───── TASK INPUT
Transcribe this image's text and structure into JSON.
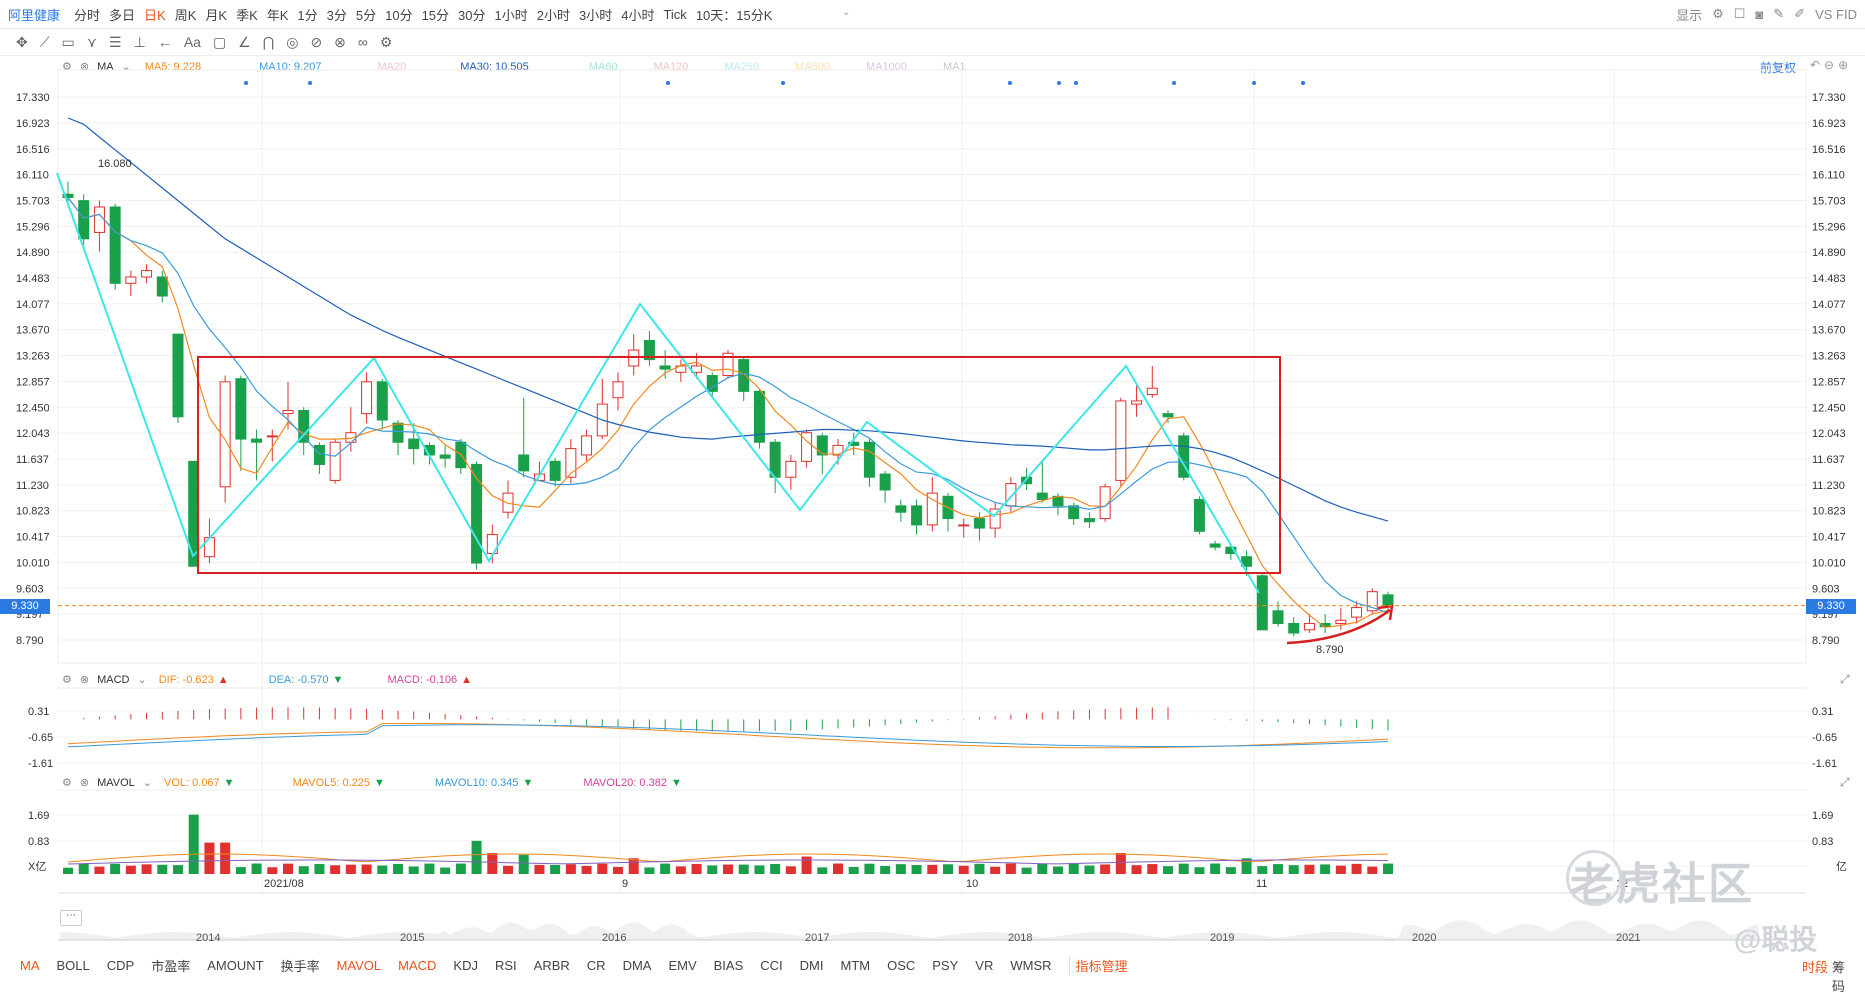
{
  "topbar": {
    "title": "阿里健康",
    "tabs": [
      "分时",
      "多日",
      "日K",
      "周K",
      "月K",
      "季K",
      "年K",
      "1分",
      "3分",
      "5分",
      "10分",
      "15分",
      "30分",
      "1小时",
      "2小时",
      "3小时",
      "4小时",
      "Tick",
      "10天：15分K"
    ],
    "active_tab": "日K",
    "right": {
      "display": "显示",
      "vs": "VS FID"
    }
  },
  "main": {
    "indicator": "MA",
    "ma": [
      {
        "label": "MA5: 9.228",
        "color": "#f0891e"
      },
      {
        "label": "MA10: 9.207",
        "color": "#3a9ad9"
      },
      {
        "label": "MA20",
        "color": "#f4c4d0"
      },
      {
        "label": "MA30: 10.505",
        "color": "#1e5fb8"
      },
      {
        "label": "MA60",
        "color": "#a6e3d8"
      },
      {
        "label": "MA120",
        "color": "#f4c4c4"
      },
      {
        "label": "MA250",
        "color": "#b8ecf4"
      },
      {
        "label": "MA500",
        "color": "#f8e0b4"
      },
      {
        "label": "MA1000",
        "color": "#e0c4ec"
      },
      {
        "label": "MA1",
        "color": "#c8c8c8"
      }
    ],
    "adjust_label": "前复权",
    "y_ticks": [
      "17.330",
      "16.923",
      "16.516",
      "16.110",
      "15.703",
      "15.296",
      "14.890",
      "14.483",
      "14.077",
      "13.670",
      "13.263",
      "12.857",
      "12.450",
      "12.043",
      "11.637",
      "11.230",
      "10.823",
      "10.417",
      "10.010",
      "9.603",
      "9.197",
      "8.790"
    ],
    "current_price": "9.330",
    "high_label": "16.080",
    "low_label": "8.790"
  },
  "macd": {
    "name": "MACD",
    "dif": "DIF: -0.623",
    "dea": "DEA: -0.570",
    "macd": "MACD: -0.106",
    "y_ticks": [
      "0.31",
      "-0.65",
      "-1.61"
    ]
  },
  "vol": {
    "name": "MAVOL",
    "vol": "VOL: 0.067",
    "mavol5": "MAVOL5: 0.225",
    "mavol10": "MAVOL10: 0.345",
    "mavol20": "MAVOL20: 0.382",
    "y_ticks": [
      "1.69",
      "0.83",
      "X亿"
    ],
    "unit": "亿"
  },
  "date_axis": [
    "2021/08",
    "9",
    "10",
    "11",
    "12"
  ],
  "navigator_years": [
    "2014",
    "2015",
    "2016",
    "2017",
    "2018",
    "2019",
    "2020",
    "2021"
  ],
  "bottombar": {
    "items": [
      "MA",
      "BOLL",
      "CDP",
      "市盈率",
      "AMOUNT",
      "换手率",
      "MAVOL",
      "MACD",
      "KDJ",
      "RSI",
      "ARBR",
      "CR",
      "DMA",
      "EMV",
      "BIAS",
      "CCI",
      "DMI",
      "MTM",
      "OSC",
      "PSY",
      "VR",
      "WMSR",
      "指标管理"
    ],
    "highlighted": [
      "MA",
      "MAVOL",
      "MACD",
      "指标管理"
    ],
    "right": [
      "时段",
      "筹码"
    ]
  },
  "watermark": {
    "text1": "老虎社区",
    "text2": "@聪投"
  },
  "chart_data": {
    "type": "candlestick",
    "ylim": [
      8.6,
      17.5
    ],
    "candles": [
      [
        15.8,
        15.75,
        16.0,
        15.6
      ],
      [
        15.7,
        15.1,
        15.8,
        15.0
      ],
      [
        15.2,
        15.6,
        15.7,
        14.9
      ],
      [
        15.6,
        14.4,
        15.65,
        14.3
      ],
      [
        14.4,
        14.5,
        14.6,
        14.2
      ],
      [
        14.5,
        14.6,
        14.7,
        14.4
      ],
      [
        14.5,
        14.2,
        14.6,
        14.1
      ],
      [
        13.6,
        12.3,
        13.6,
        12.2
      ],
      [
        11.6,
        9.95,
        11.6,
        9.95
      ],
      [
        10.1,
        10.4,
        10.7,
        10.0
      ],
      [
        11.2,
        12.85,
        12.95,
        10.95
      ],
      [
        12.9,
        11.95,
        12.95,
        11.45
      ],
      [
        11.95,
        11.9,
        12.1,
        11.3
      ],
      [
        12.0,
        12.0,
        12.1,
        11.6
      ],
      [
        12.35,
        12.4,
        12.85,
        12.1
      ],
      [
        12.4,
        11.9,
        12.45,
        11.7
      ],
      [
        11.85,
        11.55,
        11.9,
        11.4
      ],
      [
        11.3,
        11.9,
        11.95,
        11.25
      ],
      [
        11.9,
        12.05,
        12.45,
        11.75
      ],
      [
        12.35,
        12.85,
        13.0,
        12.2
      ],
      [
        12.85,
        12.25,
        12.9,
        12.1
      ],
      [
        12.2,
        11.9,
        12.25,
        11.7
      ],
      [
        11.95,
        11.8,
        12.2,
        11.55
      ],
      [
        11.85,
        11.7,
        11.9,
        11.55
      ],
      [
        11.7,
        11.65,
        11.85,
        11.5
      ],
      [
        11.9,
        11.5,
        11.95,
        11.4
      ],
      [
        11.55,
        10.0,
        11.6,
        9.9
      ],
      [
        10.15,
        10.45,
        10.6,
        10.0
      ],
      [
        10.8,
        11.1,
        11.3,
        10.7
      ],
      [
        11.7,
        11.45,
        12.6,
        11.35
      ],
      [
        11.3,
        11.4,
        11.6,
        11.3
      ],
      [
        11.6,
        11.3,
        11.65,
        11.2
      ],
      [
        11.35,
        11.8,
        11.95,
        11.25
      ],
      [
        11.7,
        12.0,
        12.1,
        11.6
      ],
      [
        12.0,
        12.5,
        12.9,
        11.95
      ],
      [
        12.6,
        12.85,
        13.0,
        12.4
      ],
      [
        13.1,
        13.35,
        13.6,
        12.95
      ],
      [
        13.5,
        13.2,
        13.65,
        13.1
      ],
      [
        13.1,
        13.05,
        13.35,
        12.9
      ],
      [
        13.0,
        13.1,
        13.2,
        12.85
      ],
      [
        13.0,
        13.1,
        13.3,
        12.9
      ],
      [
        12.95,
        12.7,
        13.0,
        12.6
      ],
      [
        12.95,
        13.3,
        13.35,
        12.9
      ],
      [
        13.2,
        12.7,
        13.25,
        12.55
      ],
      [
        12.7,
        11.9,
        12.75,
        11.8
      ],
      [
        11.9,
        11.35,
        11.95,
        11.1
      ],
      [
        11.35,
        11.6,
        11.7,
        11.15
      ],
      [
        11.6,
        12.05,
        12.1,
        11.5
      ],
      [
        12.0,
        11.7,
        12.05,
        11.4
      ],
      [
        11.7,
        11.85,
        11.95,
        11.55
      ],
      [
        11.9,
        11.85,
        12.05,
        11.7
      ],
      [
        11.9,
        11.35,
        11.95,
        11.2
      ],
      [
        11.4,
        11.15,
        11.45,
        10.95
      ],
      [
        10.9,
        10.8,
        11.0,
        10.65
      ],
      [
        10.9,
        10.6,
        11.0,
        10.45
      ],
      [
        10.6,
        11.1,
        11.35,
        10.5
      ],
      [
        11.05,
        10.7,
        11.1,
        10.5
      ],
      [
        10.6,
        10.6,
        10.7,
        10.4
      ],
      [
        10.7,
        10.55,
        10.8,
        10.35
      ],
      [
        10.55,
        10.85,
        10.95,
        10.4
      ],
      [
        10.9,
        11.25,
        11.35,
        10.8
      ],
      [
        11.35,
        11.25,
        11.5,
        11.15
      ],
      [
        11.1,
        11.0,
        11.6,
        10.95
      ],
      [
        11.05,
        10.9,
        11.1,
        10.75
      ],
      [
        10.9,
        10.7,
        10.95,
        10.6
      ],
      [
        10.7,
        10.65,
        10.8,
        10.55
      ],
      [
        10.7,
        11.2,
        11.25,
        10.65
      ],
      [
        11.3,
        12.55,
        12.6,
        11.2
      ],
      [
        12.5,
        12.55,
        12.8,
        12.3
      ],
      [
        12.65,
        12.75,
        13.1,
        12.6
      ],
      [
        12.35,
        12.3,
        12.4,
        12.2
      ],
      [
        12.0,
        11.35,
        12.05,
        11.3
      ],
      [
        11.0,
        10.5,
        11.05,
        10.45
      ],
      [
        10.3,
        10.25,
        10.35,
        10.2
      ],
      [
        10.25,
        10.15,
        10.3,
        10.05
      ],
      [
        10.1,
        9.95,
        10.2,
        9.8
      ],
      [
        9.8,
        8.95,
        9.85,
        8.95
      ],
      [
        9.25,
        9.05,
        9.4,
        9.0
      ],
      [
        9.05,
        8.9,
        9.15,
        8.85
      ],
      [
        8.95,
        9.05,
        9.2,
        8.9
      ],
      [
        9.05,
        9.0,
        9.2,
        8.9
      ],
      [
        9.05,
        9.1,
        9.3,
        8.95
      ],
      [
        9.15,
        9.3,
        9.4,
        9.05
      ],
      [
        9.25,
        9.55,
        9.6,
        9.2
      ],
      [
        9.5,
        9.33,
        9.55,
        9.2
      ]
    ]
  }
}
──────────
● REQUIREMENTS: Write down only the number of lines that contain the string "color" in the listing.

● SOLVED PROBLEM: 10